##### Text section #####

First Look

February 20, 2018

Of special interest among new research papers, case studies, articles, and books released this week by Harvard Business School faculty:

Out of debt—then right back in

Studying the borrowing habits of people in India and the Philippines, Dean Karlan, Sendhil Mullainathan, and Benjamin N. Roth find that borrowers soon relapse into bad habits after having their debt relieved. Debt Traps? Market Vendors and Moneylender Debt in India and the Philippines.

Why Chinese students flood American universities

Chinese students account for 31 percent of all international students enrolled in American universities, up from just 10 percent at the beginning of the twenty-first century. William Kirby explores this phenomenon in a chapter in the new book China Questions: Critical Insights into a Rising Power. Why Do So Many Chinese Students Come to the United States?

Studying how people make decisions

Benjamin Handel and Joshua Schwartzstein look at research methods used to study how people use (or don't) available information in their decision making. Frictions or Mental Gaps: What's Behind the Information We (Don't) Use and When Do We Care?

A complete list of new research and publications from Harvard Business School faculty follows.

##### Supplied entries #####

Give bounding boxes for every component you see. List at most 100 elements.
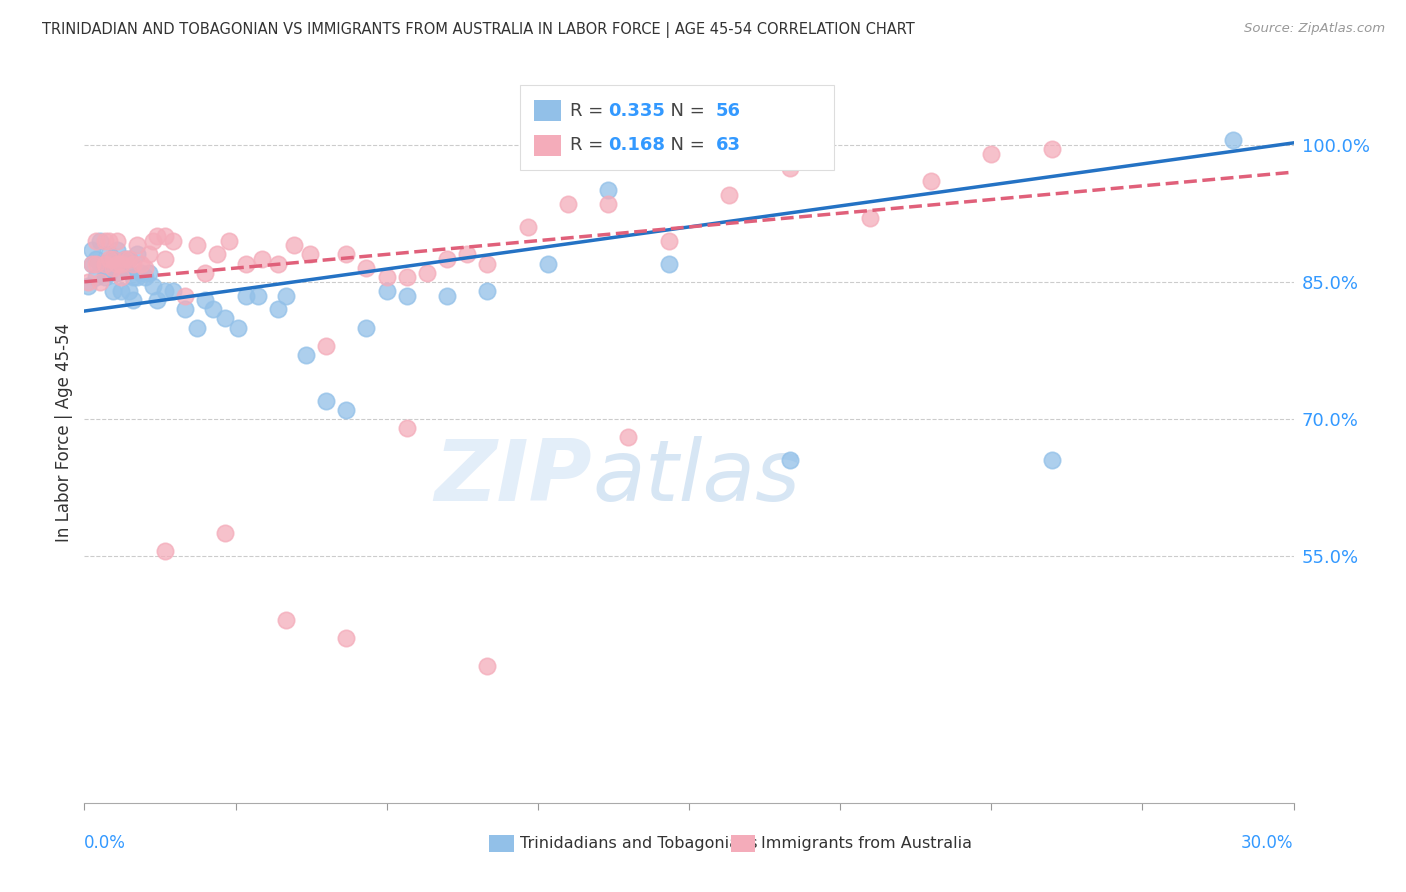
Point — [138, 266, 160, 280]
Point — [375, 284, 398, 298]
Point — [89, 275, 111, 289]
Point — [186, 238, 208, 252]
Point — [356, 320, 378, 334]
Point — [97, 252, 120, 266]
Point — [283, 238, 305, 252]
Point — [516, 219, 538, 234]
Point — [658, 256, 681, 270]
Point — [1040, 142, 1063, 156]
Point — [174, 302, 197, 317]
Point — [125, 247, 148, 261]
Text: 63: 63 — [716, 136, 741, 154]
Point — [598, 197, 620, 211]
FancyBboxPatch shape — [520, 85, 834, 169]
Point — [101, 284, 124, 298]
Text: R =: R = — [571, 102, 609, 120]
Point — [274, 613, 297, 627]
Text: 0.335: 0.335 — [607, 102, 665, 120]
Point — [436, 288, 458, 302]
Bar — [534, 100, 561, 121]
Point — [121, 270, 143, 285]
Point — [194, 293, 217, 307]
Text: 30.0%: 30.0% — [1241, 834, 1294, 852]
Point — [1040, 453, 1063, 467]
Point — [125, 270, 148, 285]
Point — [658, 234, 681, 248]
Point — [395, 270, 418, 285]
Point — [110, 270, 132, 285]
Point — [477, 284, 499, 298]
Point — [395, 288, 418, 302]
Point — [299, 247, 322, 261]
Point — [356, 261, 378, 276]
Point — [93, 234, 115, 248]
Point — [395, 421, 418, 435]
Point — [129, 266, 152, 280]
Text: N =: N = — [659, 102, 710, 120]
Point — [186, 320, 208, 334]
Point — [617, 430, 640, 444]
Point — [129, 256, 152, 270]
Point — [86, 234, 108, 248]
Point — [82, 256, 104, 270]
Point — [477, 256, 499, 270]
Point — [89, 256, 111, 270]
Text: Trinidadians and Tobagonians: Trinidadians and Tobagonians — [520, 836, 758, 851]
Point — [537, 256, 560, 270]
Point — [246, 288, 269, 302]
Point — [226, 320, 249, 334]
Point — [86, 256, 108, 270]
Point — [118, 252, 141, 266]
Point — [153, 544, 176, 558]
Point — [295, 348, 318, 362]
Point — [97, 247, 120, 261]
Text: 0.0%: 0.0% — [84, 834, 127, 852]
Point — [105, 266, 128, 280]
Point — [93, 256, 115, 270]
Point — [142, 279, 165, 293]
Point — [477, 658, 499, 673]
Point — [315, 339, 337, 353]
Point — [86, 252, 108, 266]
Text: Immigrants from Australia: Immigrants from Australia — [762, 836, 973, 851]
Point — [89, 234, 111, 248]
Point — [779, 161, 801, 175]
Point — [174, 288, 197, 302]
Bar — [489, 835, 513, 853]
Text: atlas: atlas — [592, 435, 800, 518]
Point — [162, 284, 184, 298]
Point — [375, 270, 398, 285]
Text: TRINIDADIAN AND TOBAGONIAN VS IMMIGRANTS FROM AUSTRALIA IN LABOR FORCE | AGE 45-: TRINIDADIAN AND TOBAGONIAN VS IMMIGRANTS… — [42, 22, 915, 38]
Point — [77, 279, 100, 293]
Point — [214, 311, 236, 326]
Point — [121, 293, 143, 307]
Point — [218, 234, 240, 248]
Point — [920, 174, 942, 188]
Point — [335, 632, 357, 646]
Point — [202, 302, 225, 317]
Point — [134, 261, 156, 276]
Point — [779, 453, 801, 467]
Text: ZIP: ZIP — [434, 435, 592, 518]
Bar — [731, 835, 755, 853]
Point — [153, 229, 176, 244]
Point — [267, 256, 290, 270]
Point — [82, 243, 104, 257]
Point — [105, 234, 128, 248]
Point — [162, 234, 184, 248]
Point — [105, 243, 128, 257]
Point — [97, 234, 120, 248]
Point — [105, 256, 128, 270]
Point — [335, 402, 357, 417]
Point — [101, 252, 124, 266]
Point — [274, 288, 297, 302]
Point — [146, 293, 169, 307]
Point — [134, 270, 156, 285]
Text: R =: R = — [571, 136, 609, 154]
Point — [436, 252, 458, 266]
Point — [82, 256, 104, 270]
Y-axis label: In Labor Force | Age 45-54: In Labor Force | Age 45-54 — [55, 323, 73, 542]
Point — [121, 256, 143, 270]
Point — [416, 266, 439, 280]
Point — [93, 256, 115, 270]
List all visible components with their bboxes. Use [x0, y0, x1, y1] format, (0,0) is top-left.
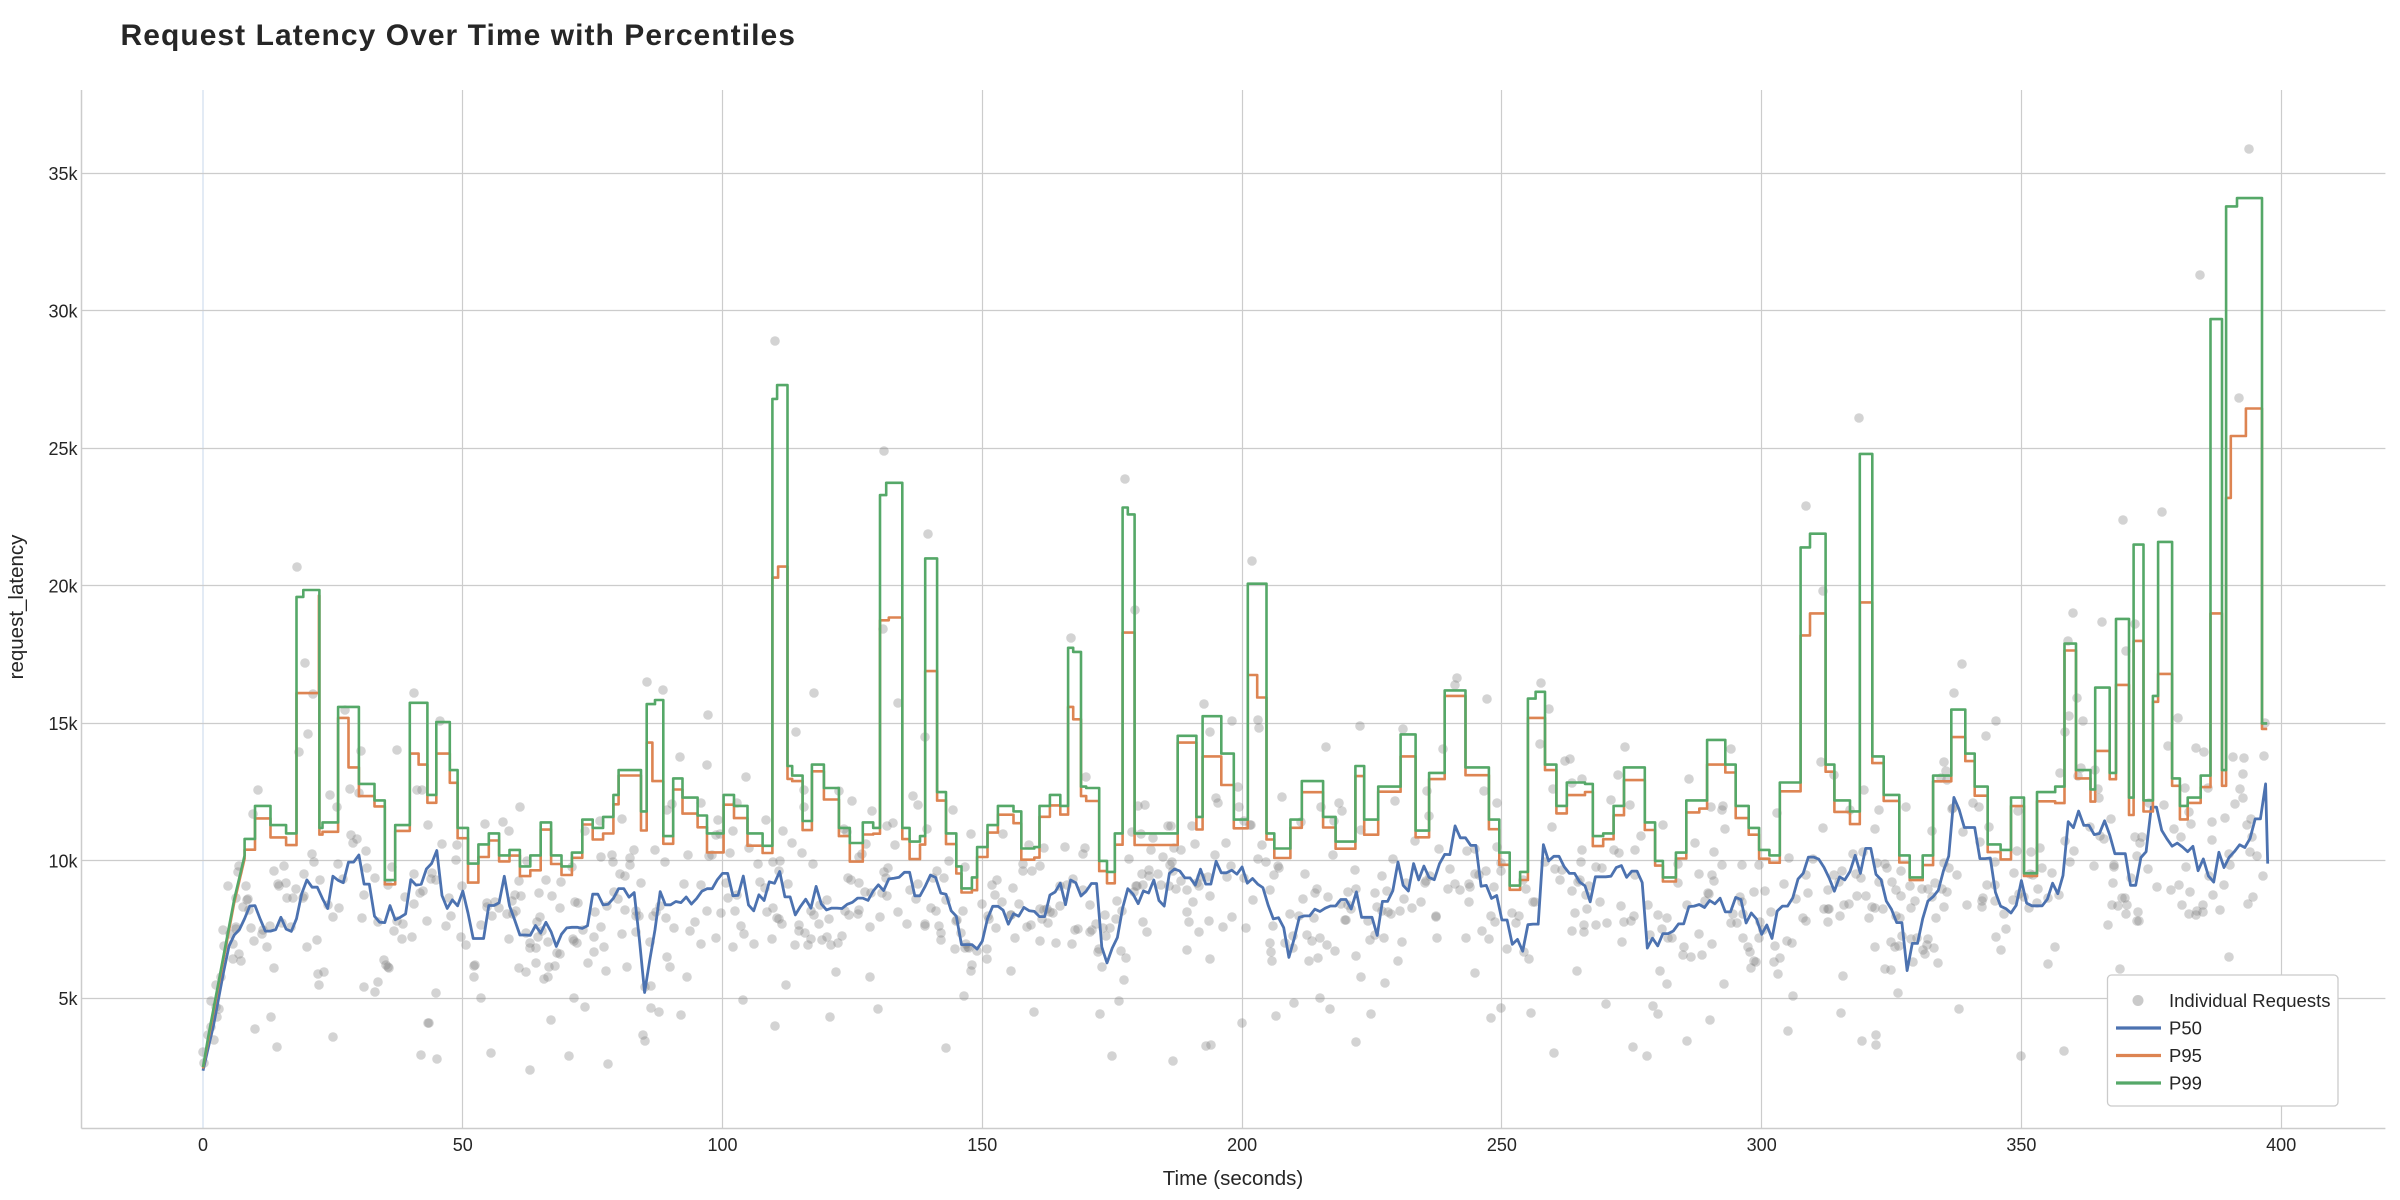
svg-text:Time (seconds): Time (seconds) — [1163, 1167, 1304, 1190]
svg-text:100: 100 — [707, 1135, 737, 1155]
svg-text:0: 0 — [198, 1135, 208, 1155]
svg-text:P50: P50 — [2169, 1018, 2202, 1039]
svg-text:30k: 30k — [48, 301, 78, 321]
svg-text:Request Latency Over Time with: Request Latency Over Time with Percentil… — [121, 19, 796, 52]
svg-text:5k: 5k — [58, 989, 78, 1009]
svg-text:P99: P99 — [2169, 1073, 2202, 1094]
svg-text:35k: 35k — [48, 164, 78, 184]
svg-text:400: 400 — [2266, 1135, 2296, 1155]
svg-text:20k: 20k — [48, 576, 78, 596]
svg-text:300: 300 — [1747, 1135, 1777, 1155]
svg-text:15k: 15k — [48, 714, 78, 734]
svg-text:200: 200 — [1227, 1135, 1257, 1155]
svg-text:50: 50 — [453, 1135, 473, 1155]
svg-text:25k: 25k — [48, 439, 78, 459]
svg-text:350: 350 — [2006, 1135, 2036, 1155]
svg-text:10k: 10k — [48, 851, 78, 871]
svg-text:request_latency: request_latency — [5, 534, 28, 679]
svg-text:250: 250 — [1487, 1135, 1517, 1155]
svg-text:150: 150 — [967, 1135, 997, 1155]
svg-text:Individual Requests: Individual Requests — [2169, 990, 2330, 1011]
svg-text:P95: P95 — [2169, 1045, 2202, 1066]
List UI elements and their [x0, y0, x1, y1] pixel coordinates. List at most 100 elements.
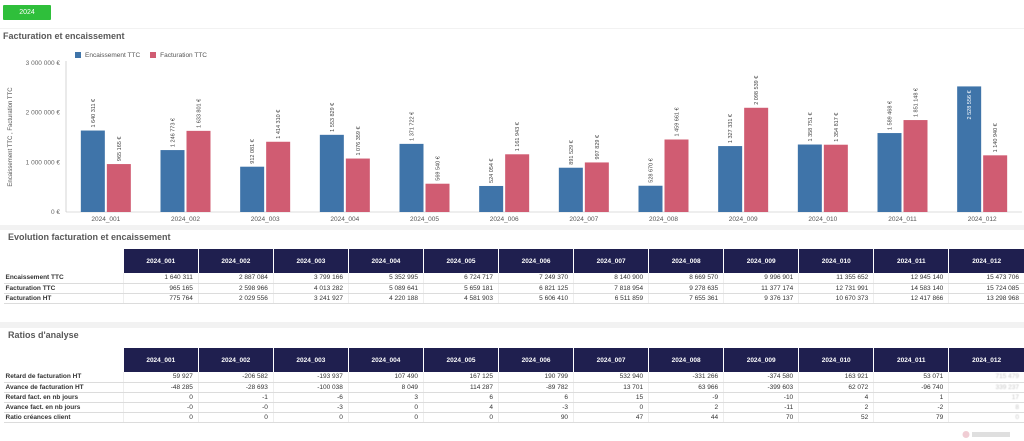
brand-logo: [962, 431, 1010, 438]
table-cell: 7 249 370: [498, 273, 574, 284]
y-tick-label: 0 €: [51, 209, 60, 216]
row-label: Facturation HT: [3, 293, 124, 304]
table-cell: 0: [422, 412, 499, 423]
legend-swatch-facturation: [150, 52, 157, 58]
bar-chart: Encaissement TTC , Facturation TTC 0 € 1 0…: [8, 60, 1022, 223]
ratios-column-header[interactable]: 2024_004: [347, 348, 424, 372]
table-cell: 0: [197, 412, 274, 423]
table-cell: 8 049: [347, 382, 424, 393]
table-cell: -89 782: [497, 382, 574, 393]
table-cell: 59 927: [122, 372, 199, 383]
table-cell: 15 724 085: [948, 283, 1024, 294]
table-cell: 4 013 282: [272, 283, 349, 294]
ratios-column-header[interactable]: 2024_006: [497, 348, 574, 372]
evolution-column-header[interactable]: 2024_001: [122, 249, 199, 273]
table-cell: 6: [422, 392, 499, 403]
table-cell: -0: [197, 402, 274, 413]
ratios-column-header[interactable]: 2024_007: [573, 348, 649, 372]
evolution-column-header[interactable]: 2024_010: [798, 249, 874, 273]
ratios-column-header[interactable]: 2024_002: [197, 348, 274, 372]
ratios-column-header[interactable]: 2024_012: [948, 348, 1024, 372]
table-row: Facturation HT 775 764 2 029 556 3 241 927 4…: [3, 293, 1024, 304]
legend-label-encaissement: Encaissement TTC: [85, 52, 141, 59]
table-cell: 2 598 966: [197, 283, 274, 294]
ratios-column-header[interactable]: 2024_008: [648, 348, 724, 372]
table-cell: 190 799: [497, 372, 574, 383]
bar-facturation: [425, 183, 450, 212]
evolution-column-header[interactable]: 2024_006: [498, 249, 574, 273]
table-row: Facturation TTC 965 165 2 598 966 4 013 282…: [3, 283, 1024, 294]
y-axis-title: Encaissement TTC , Facturation TTC: [8, 87, 14, 187]
bar-value-label: 1 358 751 €: [808, 112, 814, 141]
ratios-column-header[interactable]: 2024_003: [272, 348, 349, 372]
bar-facturation: [823, 144, 848, 212]
legend-item-facturation[interactable]: Facturation TTC: [150, 52, 207, 59]
table-cell: 7 818 954: [573, 283, 649, 294]
table-cell: 9 996 901: [723, 273, 799, 284]
evolution-corner-cell: [3, 249, 124, 273]
x-tick-label: 2024_004: [330, 216, 359, 223]
table-cell: 6 821 125: [498, 283, 574, 294]
table-cell: 9 278 635: [648, 283, 724, 294]
ratios-column-header[interactable]: 2024_005: [422, 348, 499, 372]
evolution-column-header[interactable]: 2024_002: [197, 249, 274, 273]
x-tick-label: 2024_009: [729, 216, 758, 223]
bar-encaissement: [80, 130, 105, 212]
table-cell: 2: [648, 402, 724, 413]
row-label: Retard de facturation HT: [3, 372, 124, 383]
table-cell: 3 799 166: [272, 273, 349, 284]
bar-value-label: 528 670 €: [649, 158, 655, 182]
legend-item-encaissement[interactable]: Encaissement TTC: [75, 52, 140, 59]
bar-value-label: 1 140 940 €: [993, 123, 999, 152]
table-cell: 17: [948, 392, 1024, 403]
table-cell: 167 125: [422, 372, 499, 383]
table-cell: 4: [422, 402, 499, 413]
table-cell: 0: [347, 412, 424, 423]
evolution-column-header[interactable]: 2024_011: [873, 249, 949, 273]
evolution-column-header[interactable]: 2024_009: [723, 249, 799, 273]
table-cell: 6 724 717: [422, 273, 499, 284]
legend-swatch-encaissement: [75, 52, 81, 58]
table-cell: -11: [723, 402, 799, 413]
ratios-column-header[interactable]: 2024_001: [122, 348, 199, 372]
table-cell: -48 285: [122, 382, 199, 393]
evolution-column-header[interactable]: 2024_005: [422, 249, 499, 273]
ratios-column-header[interactable]: 2024_011: [873, 348, 949, 372]
bar-value-label: 891 529 €: [569, 140, 575, 164]
evolution-column-header[interactable]: 2024_003: [272, 249, 349, 273]
table-cell: -193 937: [272, 372, 349, 383]
table-cell: -6: [272, 392, 349, 403]
evolution-column-header[interactable]: 2024_008: [648, 249, 724, 273]
table-cell: 63 966: [648, 382, 724, 393]
ratios-column-header[interactable]: 2024_009: [723, 348, 799, 372]
table-cell: -100 038: [272, 382, 349, 393]
bar-facturation: [345, 158, 370, 212]
x-tick-label: 2024_007: [569, 216, 598, 223]
bar-value-label: 1 246 773 €: [171, 118, 177, 147]
bar-encaissement: [877, 133, 902, 212]
table-cell: -0: [122, 402, 199, 413]
table-cell: 1: [873, 392, 949, 403]
bar-value-label: 2 528 556 €: [967, 90, 973, 119]
bar-value-label: 1 553 829 €: [330, 103, 336, 132]
table-cell: 79: [873, 412, 949, 423]
ratios-column-header[interactable]: 2024_010: [798, 348, 874, 372]
year-filter-button[interactable]: 2024: [3, 5, 51, 20]
x-tick-label: 2024_008: [649, 216, 678, 223]
evolution-column-header[interactable]: 2024_004: [347, 249, 424, 273]
table-cell: 4 220 188: [347, 293, 424, 304]
evolution-column-header[interactable]: 2024_007: [573, 249, 649, 273]
evolution-column-header[interactable]: 2024_012: [948, 249, 1024, 273]
x-tick-label: 2024_011: [888, 216, 917, 223]
table-cell: 6 511 859: [573, 293, 649, 304]
table-cell: -206 582: [197, 372, 274, 383]
table-row: Avance fact. en nb jours -0 -0 -3 0 4 -3 0 2 -11 2…: [3, 402, 1024, 413]
bar-value-label: 1 327 331 €: [728, 114, 734, 143]
table-cell: 0: [347, 402, 424, 413]
bar-value-label: 912 081 €: [250, 139, 256, 163]
table-cell: 6: [497, 392, 574, 403]
table-cell: 4: [798, 392, 874, 403]
table-cell: 1 640 311: [122, 273, 199, 284]
row-label: Avance de facturation HT: [3, 382, 124, 393]
bar-value-label: 1 161 943 €: [515, 122, 521, 151]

#####

What to do — List every researcher named in the Harvard Business School research roundup above.

Response — Dean Karlan, Sendhil Mullainathan, Benjamin N. Roth, William Kirby, Benjamin Handel, Joshua Schwartzstein